**DATASET ROWS**
BEGIN
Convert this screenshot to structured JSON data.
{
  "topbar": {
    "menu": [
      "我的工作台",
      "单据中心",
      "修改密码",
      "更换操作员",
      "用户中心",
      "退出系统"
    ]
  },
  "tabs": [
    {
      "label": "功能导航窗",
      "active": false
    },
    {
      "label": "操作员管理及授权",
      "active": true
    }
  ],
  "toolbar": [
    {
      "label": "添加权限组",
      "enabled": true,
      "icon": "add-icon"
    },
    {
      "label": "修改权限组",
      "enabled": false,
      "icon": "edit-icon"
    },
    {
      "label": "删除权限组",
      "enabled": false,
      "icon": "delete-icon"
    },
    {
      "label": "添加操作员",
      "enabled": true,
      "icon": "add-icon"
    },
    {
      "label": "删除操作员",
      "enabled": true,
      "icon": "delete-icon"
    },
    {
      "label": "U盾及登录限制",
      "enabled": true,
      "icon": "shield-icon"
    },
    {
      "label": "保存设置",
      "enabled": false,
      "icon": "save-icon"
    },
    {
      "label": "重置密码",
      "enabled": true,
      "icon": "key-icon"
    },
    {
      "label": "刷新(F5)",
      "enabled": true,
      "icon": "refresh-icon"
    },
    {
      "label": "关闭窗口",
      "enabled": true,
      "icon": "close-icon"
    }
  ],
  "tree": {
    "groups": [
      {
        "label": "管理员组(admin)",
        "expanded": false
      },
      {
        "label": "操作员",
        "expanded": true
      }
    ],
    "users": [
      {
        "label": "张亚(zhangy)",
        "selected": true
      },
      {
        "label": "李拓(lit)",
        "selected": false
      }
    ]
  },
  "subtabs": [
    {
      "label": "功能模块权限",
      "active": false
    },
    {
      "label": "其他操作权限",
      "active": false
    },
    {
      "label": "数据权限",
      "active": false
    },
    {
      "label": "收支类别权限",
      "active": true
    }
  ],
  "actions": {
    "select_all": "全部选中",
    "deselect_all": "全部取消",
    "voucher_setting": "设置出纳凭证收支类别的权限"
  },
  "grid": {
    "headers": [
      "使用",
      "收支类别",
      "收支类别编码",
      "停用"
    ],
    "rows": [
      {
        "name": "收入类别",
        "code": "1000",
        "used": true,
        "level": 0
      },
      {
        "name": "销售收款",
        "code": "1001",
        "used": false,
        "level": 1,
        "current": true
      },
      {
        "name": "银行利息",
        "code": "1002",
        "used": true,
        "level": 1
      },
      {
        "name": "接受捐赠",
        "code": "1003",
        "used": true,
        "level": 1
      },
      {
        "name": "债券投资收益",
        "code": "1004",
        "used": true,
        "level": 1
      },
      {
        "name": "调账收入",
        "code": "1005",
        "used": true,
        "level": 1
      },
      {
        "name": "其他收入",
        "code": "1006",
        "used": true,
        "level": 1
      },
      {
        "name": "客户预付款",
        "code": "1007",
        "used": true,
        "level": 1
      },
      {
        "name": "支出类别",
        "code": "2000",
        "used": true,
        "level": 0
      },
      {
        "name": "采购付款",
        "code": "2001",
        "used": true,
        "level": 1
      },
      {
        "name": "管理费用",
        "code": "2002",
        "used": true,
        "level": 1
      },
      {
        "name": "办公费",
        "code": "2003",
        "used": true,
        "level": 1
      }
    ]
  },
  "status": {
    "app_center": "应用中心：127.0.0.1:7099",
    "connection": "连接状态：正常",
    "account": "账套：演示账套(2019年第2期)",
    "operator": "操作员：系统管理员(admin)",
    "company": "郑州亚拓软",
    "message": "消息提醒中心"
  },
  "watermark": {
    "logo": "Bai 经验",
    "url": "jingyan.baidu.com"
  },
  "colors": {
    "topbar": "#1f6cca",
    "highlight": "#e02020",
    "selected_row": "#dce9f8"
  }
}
END
**EXERCISE INSTRUCTIONS**
Write down every line of the data exactly as it appears above.

**FULL RESPONSE**
Convert this screenshot to structured JSON data.
{
  "topbar": {
    "menu": [
      "我的工作台",
      "单据中心",
      "修改密码",
      "更换操作员",
      "用户中心",
      "退出系统"
    ]
  },
  "tabs": [
    {
      "label": "功能导航窗",
      "active": false
    },
    {
      "label": "操作员管理及授权",
      "active": true
    }
  ],
  "toolbar": [
    {
      "label": "添加权限组",
      "enabled": true,
      "icon": "add-icon"
    },
    {
      "label": "修改权限组",
      "enabled": false,
      "icon": "edit-icon"
    },
    {
      "label": "删除权限组",
      "enabled": false,
      "icon": "delete-icon"
    },
    {
      "label": "添加操作员",
      "enabled": true,
      "icon": "add-icon"
    },
    {
      "label": "删除操作员",
      "enabled": true,
      "icon": "delete-icon"
    },
    {
      "label": "U盾及登录限制",
      "enabled": true,
      "icon": "shield-icon"
    },
    {
      "label": "保存设置",
      "enabled": false,
      "icon": "save-icon"
    },
    {
      "label": "重置密码",
      "enabled": true,
      "icon": "key-icon"
    },
    {
      "label": "刷新(F5)",
      "enabled": true,
      "icon": "refresh-icon"
    },
    {
      "label": "关闭窗口",
      "enabled": true,
      "icon": "close-icon"
    }
  ],
  "tree": {
    "groups": [
      {
        "label": "管理员组(admin)",
        "expanded": false
      },
      {
        "label": "操作员",
        "expanded": true
      }
    ],
    "users": [
      {
        "label": "张亚(zhangy)",
        "selected": true
      },
      {
        "label": "李拓(lit)",
        "selected": false
      }
    ]
  },
  "subtabs": [
    {
      "label": "功能模块权限",
      "active": false
    },
    {
      "label": "其他操作权限",
      "active": false
    },
    {
      "label": "数据权限",
      "active": false
    },
    {
      "label": "收支类别权限",
      "active": true
    }
  ],
  "actions": {
    "select_all": "全部选中",
    "deselect_all": "全部取消",
    "voucher_setting": "设置出纳凭证收支类别的权限"
  },
  "grid": {
    "headers": [
      "使用",
      "收支类别",
      "收支类别编码",
      "停用"
    ],
    "rows": [
      {
        "name": "收入类别",
        "code": "1000",
        "used": true,
        "level": 0
      },
      {
        "name": "销售收款",
        "code": "1001",
        "used": false,
        "level": 1,
        "current": true
      },
      {
        "name": "银行利息",
        "code": "1002",
        "used": true,
        "level": 1
      },
      {
        "name": "接受捐赠",
        "code": "1003",
        "used": true,
        "level": 1
      },
      {
        "name": "债券投资收益",
        "code": "1004",
        "used": true,
        "level": 1
      },
      {
        "name": "调账收入",
        "code": "1005",
        "used": true,
        "level": 1
      },
      {
        "name": "其他收入",
        "code": "1006",
        "used": true,
        "level": 1
      },
      {
        "name": "客户预付款",
        "code": "1007",
        "used": true,
        "level": 1
      },
      {
        "name": "支出类别",
        "code": "2000",
        "used": true,
        "level": 0
      },
      {
        "name": "采购付款",
        "code": "2001",
        "used": true,
        "level": 1
      },
      {
        "name": "管理费用",
        "code": "2002",
        "used": true,
        "level": 1
      },
      {
        "name": "办公费",
        "code": "2003",
        "used": true,
        "level": 1
      }
    ]
  },
  "status": {
    "app_center": "应用中心：127.0.0.1:7099",
    "connection": "连接状态：正常",
    "account": "账套：演示账套(2019年第2期)",
    "operator": "操作员：系统管理员(admin)",
    "company": "郑州亚拓软",
    "message": "消息提醒中心"
  },
  "watermark": {
    "logo": "Bai 经验",
    "url": "jingyan.baidu.com"
  },
  "colors": {
    "topbar": "#1f6cca",
    "highlight": "#e02020",
    "selected_row": "#dce9f8"
  }
}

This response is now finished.